----- Records provided -----

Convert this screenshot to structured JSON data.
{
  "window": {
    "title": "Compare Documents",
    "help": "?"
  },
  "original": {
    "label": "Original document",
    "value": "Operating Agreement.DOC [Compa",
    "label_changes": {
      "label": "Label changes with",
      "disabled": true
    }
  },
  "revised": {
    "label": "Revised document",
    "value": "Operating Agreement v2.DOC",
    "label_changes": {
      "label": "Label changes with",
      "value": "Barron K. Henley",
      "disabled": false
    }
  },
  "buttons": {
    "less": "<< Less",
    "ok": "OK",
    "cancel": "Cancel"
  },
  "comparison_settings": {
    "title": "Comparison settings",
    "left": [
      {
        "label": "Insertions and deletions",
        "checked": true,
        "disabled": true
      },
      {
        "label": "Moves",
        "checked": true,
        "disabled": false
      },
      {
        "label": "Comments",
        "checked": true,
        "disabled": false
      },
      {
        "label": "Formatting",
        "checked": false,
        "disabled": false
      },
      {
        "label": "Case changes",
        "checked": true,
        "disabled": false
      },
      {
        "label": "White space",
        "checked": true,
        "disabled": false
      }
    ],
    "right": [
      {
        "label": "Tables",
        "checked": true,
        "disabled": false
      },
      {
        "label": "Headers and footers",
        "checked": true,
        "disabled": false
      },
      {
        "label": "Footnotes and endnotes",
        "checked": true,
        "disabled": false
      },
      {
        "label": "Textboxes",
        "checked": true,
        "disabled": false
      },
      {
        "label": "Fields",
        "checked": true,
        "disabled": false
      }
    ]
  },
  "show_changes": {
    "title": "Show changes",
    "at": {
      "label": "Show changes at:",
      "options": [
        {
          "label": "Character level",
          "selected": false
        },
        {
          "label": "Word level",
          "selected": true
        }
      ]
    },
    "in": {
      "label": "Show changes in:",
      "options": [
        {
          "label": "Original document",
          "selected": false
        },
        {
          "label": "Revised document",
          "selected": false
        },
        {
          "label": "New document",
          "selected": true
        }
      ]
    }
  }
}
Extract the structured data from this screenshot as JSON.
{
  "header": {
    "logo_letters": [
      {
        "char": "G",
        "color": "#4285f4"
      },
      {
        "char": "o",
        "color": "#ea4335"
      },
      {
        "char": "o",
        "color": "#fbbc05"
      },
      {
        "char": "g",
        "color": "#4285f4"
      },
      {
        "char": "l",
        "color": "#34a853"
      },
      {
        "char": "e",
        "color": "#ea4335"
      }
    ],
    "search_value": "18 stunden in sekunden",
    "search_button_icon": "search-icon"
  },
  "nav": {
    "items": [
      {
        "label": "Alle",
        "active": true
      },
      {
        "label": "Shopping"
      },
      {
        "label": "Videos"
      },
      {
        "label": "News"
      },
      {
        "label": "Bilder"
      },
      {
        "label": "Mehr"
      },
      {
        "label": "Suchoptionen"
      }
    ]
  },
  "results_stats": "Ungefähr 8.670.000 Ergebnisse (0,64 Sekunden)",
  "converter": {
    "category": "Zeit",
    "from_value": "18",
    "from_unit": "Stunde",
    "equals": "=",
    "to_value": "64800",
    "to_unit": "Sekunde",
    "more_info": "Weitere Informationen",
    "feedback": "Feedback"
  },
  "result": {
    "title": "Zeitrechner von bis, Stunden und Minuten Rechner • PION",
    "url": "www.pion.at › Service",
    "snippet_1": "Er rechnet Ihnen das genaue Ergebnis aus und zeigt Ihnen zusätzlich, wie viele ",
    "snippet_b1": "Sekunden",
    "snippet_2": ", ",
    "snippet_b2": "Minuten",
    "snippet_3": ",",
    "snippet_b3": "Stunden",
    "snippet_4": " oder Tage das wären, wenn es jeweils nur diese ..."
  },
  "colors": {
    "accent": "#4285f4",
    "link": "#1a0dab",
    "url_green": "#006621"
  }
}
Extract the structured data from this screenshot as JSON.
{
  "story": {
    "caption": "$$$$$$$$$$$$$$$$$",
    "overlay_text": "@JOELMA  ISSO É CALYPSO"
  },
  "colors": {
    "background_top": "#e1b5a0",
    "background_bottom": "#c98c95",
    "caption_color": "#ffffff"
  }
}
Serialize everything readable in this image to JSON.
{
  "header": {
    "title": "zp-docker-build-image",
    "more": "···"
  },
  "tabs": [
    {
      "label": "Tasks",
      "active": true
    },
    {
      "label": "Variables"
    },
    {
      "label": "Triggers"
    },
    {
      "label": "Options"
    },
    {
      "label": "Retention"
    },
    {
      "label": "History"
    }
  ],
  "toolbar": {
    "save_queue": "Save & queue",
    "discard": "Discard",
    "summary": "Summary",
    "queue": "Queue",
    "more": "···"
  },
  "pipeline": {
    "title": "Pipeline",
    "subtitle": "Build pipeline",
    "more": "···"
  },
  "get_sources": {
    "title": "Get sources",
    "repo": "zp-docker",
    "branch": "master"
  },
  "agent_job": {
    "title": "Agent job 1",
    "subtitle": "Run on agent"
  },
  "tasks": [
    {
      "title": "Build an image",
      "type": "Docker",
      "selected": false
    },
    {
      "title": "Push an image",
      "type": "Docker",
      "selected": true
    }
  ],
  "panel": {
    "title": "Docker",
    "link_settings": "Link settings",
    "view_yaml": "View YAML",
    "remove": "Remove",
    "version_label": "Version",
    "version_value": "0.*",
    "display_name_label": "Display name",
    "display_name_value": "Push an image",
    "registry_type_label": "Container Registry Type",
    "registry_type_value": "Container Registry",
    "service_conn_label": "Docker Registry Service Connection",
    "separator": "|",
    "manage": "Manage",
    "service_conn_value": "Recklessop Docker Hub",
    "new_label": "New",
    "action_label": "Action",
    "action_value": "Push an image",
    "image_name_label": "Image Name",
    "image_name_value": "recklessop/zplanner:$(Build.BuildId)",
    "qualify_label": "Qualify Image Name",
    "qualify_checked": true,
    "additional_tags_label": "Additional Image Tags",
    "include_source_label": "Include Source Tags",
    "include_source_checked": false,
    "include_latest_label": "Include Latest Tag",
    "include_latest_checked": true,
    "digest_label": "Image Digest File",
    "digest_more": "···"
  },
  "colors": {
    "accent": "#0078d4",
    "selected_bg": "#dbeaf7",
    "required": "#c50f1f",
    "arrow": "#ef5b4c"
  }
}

-----

• **Task objective**
Print every record above exactly as written.

• **Exercise result**
Convert this screenshot to structured JSON data.
{
  "window": {
    "title": "Compare Documents",
    "help": "?"
  },
  "original": {
    "label": "Original document",
    "value": "Operating Agreement.DOC [Compa",
    "label_changes": {
      "label": "Label changes with",
      "disabled": true
    }
  },
  "revised": {
    "label": "Revised document",
    "value": "Operating Agreement v2.DOC",
    "label_changes": {
      "label": "Label changes with",
      "value": "Barron K. Henley",
      "disabled": false
    }
  },
  "buttons": {
    "less": "<< Less",
    "ok": "OK",
    "cancel": "Cancel"
  },
  "comparison_settings": {
    "title": "Comparison settings",
    "left": [
      {
        "label": "Insertions and deletions",
        "checked": true,
        "disabled": true
      },
      {
        "label": "Moves",
        "checked": true,
        "disabled": false
      },
      {
        "label": "Comments",
        "checked": true,
        "disabled": false
      },
      {
        "label": "Formatting",
        "checked": false,
        "disabled": false
      },
      {
        "label": "Case changes",
        "checked": true,
        "disabled": false
      },
      {
        "label": "White space",
        "checked": true,
        "disabled": false
      }
    ],
    "right": [
      {
        "label": "Tables",
        "checked": true,
        "disabled": false
      },
      {
        "label": "Headers and footers",
        "checked": true,
        "disabled": false
      },
      {
        "label": "Footnotes and endnotes",
        "checked": true,
        "disabled": false
      },
      {
        "label": "Textboxes",
        "checked": true,
        "disabled": false
      },
      {
        "label": "Fields",
        "checked": true,
        "disabled": false
      }
    ]
  },
  "show_changes": {
    "title": "Show changes",
    "at": {
      "label": "Show changes at:",
      "options": [
        {
          "label": "Character level",
          "selected": false
        },
        {
          "label": "Word level",
          "selected": true
        }
      ]
    },
    "in": {
      "label": "Show changes in:",
      "options": [
        {
          "label": "Original document",
          "selected": false
        },
        {
          "label": "Revised document",
          "selected": false
        },
        {
          "label": "New document",
          "selected": true
        }
      ]
    }
  }
}
Extract the structured data from this screenshot as JSON.
{
  "header": {
    "logo_letters": [
      {
        "char": "G",
        "color": "#4285f4"
      },
      {
        "char": "o",
        "color": "#ea4335"
      },
      {
        "char": "o",
        "color": "#fbbc05"
      },
      {
        "char": "g",
        "color": "#4285f4"
      },
      {
        "char": "l",
        "color": "#34a853"
      },
      {
        "char": "e",
        "color": "#ea4335"
      }
    ],
    "search_value": "18 stunden in sekunden",
    "search_button_icon": "search-icon"
  },
  "nav": {
    "items": [
      {
        "label": "Alle",
        "active": true
      },
      {
        "label": "Shopping"
      },
      {
        "label": "Videos"
      },
      {
        "label": "News"
      },
      {
        "label": "Bilder"
      },
      {
        "label": "Mehr"
      },
      {
        "label": "Suchoptionen"
      }
    ]
  },
  "results_stats": "Ungefähr 8.670.000 Ergebnisse (0,64 Sekunden)",
  "converter": {
    "category": "Zeit",
    "from_value": "18",
    "from_unit": "Stunde",
    "equals": "=",
    "to_value": "64800",
    "to_unit": "Sekunde",
    "more_info": "Weitere Informationen",
    "feedback": "Feedback"
  },
  "result": {
    "title": "Zeitrechner von bis, Stunden und Minuten Rechner • PION",
    "url": "www.pion.at › Service",
    "snippet_1": "Er rechnet Ihnen das genaue Ergebnis aus und zeigt Ihnen zusätzlich, wie viele ",
    "snippet_b1": "Sekunden",
    "snippet_2": ", ",
    "snippet_b2": "Minuten",
    "snippet_3": ",",
    "snippet_b3": "Stunden",
    "snippet_4": " oder Tage das wären, wenn es jeweils nur diese ..."
  },
  "colors": {
    "accent": "#4285f4",
    "link": "#1a0dab",
    "url_green": "#006621"
  }
}
Extract the structured data from this screenshot as JSON.
{
  "story": {
    "caption": "$$$$$$$$$$$$$$$$$",
    "overlay_text": "@JOELMA  ISSO É CALYPSO"
  },
  "colors": {
    "background_top": "#e1b5a0",
    "background_bottom": "#c98c95",
    "caption_color": "#ffffff"
  }
}
Serialize everything readable in this image to JSON.
{
  "header": {
    "title": "zp-docker-build-image",
    "more": "···"
  },
  "tabs": [
    {
      "label": "Tasks",
      "active": true
    },
    {
      "label": "Variables"
    },
    {
      "label": "Triggers"
    },
    {
      "label": "Options"
    },
    {
      "label": "Retention"
    },
    {
      "label": "History"
    }
  ],
  "toolbar": {
    "save_queue": "Save & queue",
    "discard": "Discard",
    "summary": "Summary",
    "queue": "Queue",
    "more": "···"
  },
  "pipeline": {
    "title": "Pipeline",
    "subtitle": "Build pipeline",
    "more": "···"
  },
  "get_sources": {
    "title": "Get sources",
    "repo": "zp-docker",
    "branch": "master"
  },
  "agent_job": {
    "title": "Agent job 1",
    "subtitle": "Run on agent"
  },
  "tasks": [
    {
      "title": "Build an image",
      "type": "Docker",
      "selected": false
    },
    {
      "title": "Push an image",
      "type": "Docker",
      "selected": true
    }
  ],
  "panel": {
    "title": "Docker",
    "link_settings": "Link settings",
    "view_yaml": "View YAML",
    "remove": "Remove",
    "version_label": "Version",
    "version_value": "0.*",
    "display_name_label": "Display name",
    "display_name_value": "Push an image",
    "registry_type_label": "Container Registry Type",
    "registry_type_value": "Container Registry",
    "service_conn_label": "Docker Registry Service Connection",
    "separator": "|",
    "manage": "Manage",
    "service_conn_value": "Recklessop Docker Hub",
    "new_label": "New",
    "action_label": "Action",
    "action_value": "Push an image",
    "image_name_label": "Image Name",
    "image_name_value": "recklessop/zplanner:$(Build.BuildId)",
    "qualify_label": "Qualify Image Name",
    "qualify_checked": true,
    "additional_tags_label": "Additional Image Tags",
    "include_source_label": "Include Source Tags",
    "include_source_checked": false,
    "include_latest_label": "Include Latest Tag",
    "include_latest_checked": true,
    "digest_label": "Image Digest File",
    "digest_more": "···"
  },
  "colors": {
    "accent": "#0078d4",
    "selected_bg": "#dbeaf7",
    "required": "#c50f1f",
    "arrow": "#ef5b4c"
  }
}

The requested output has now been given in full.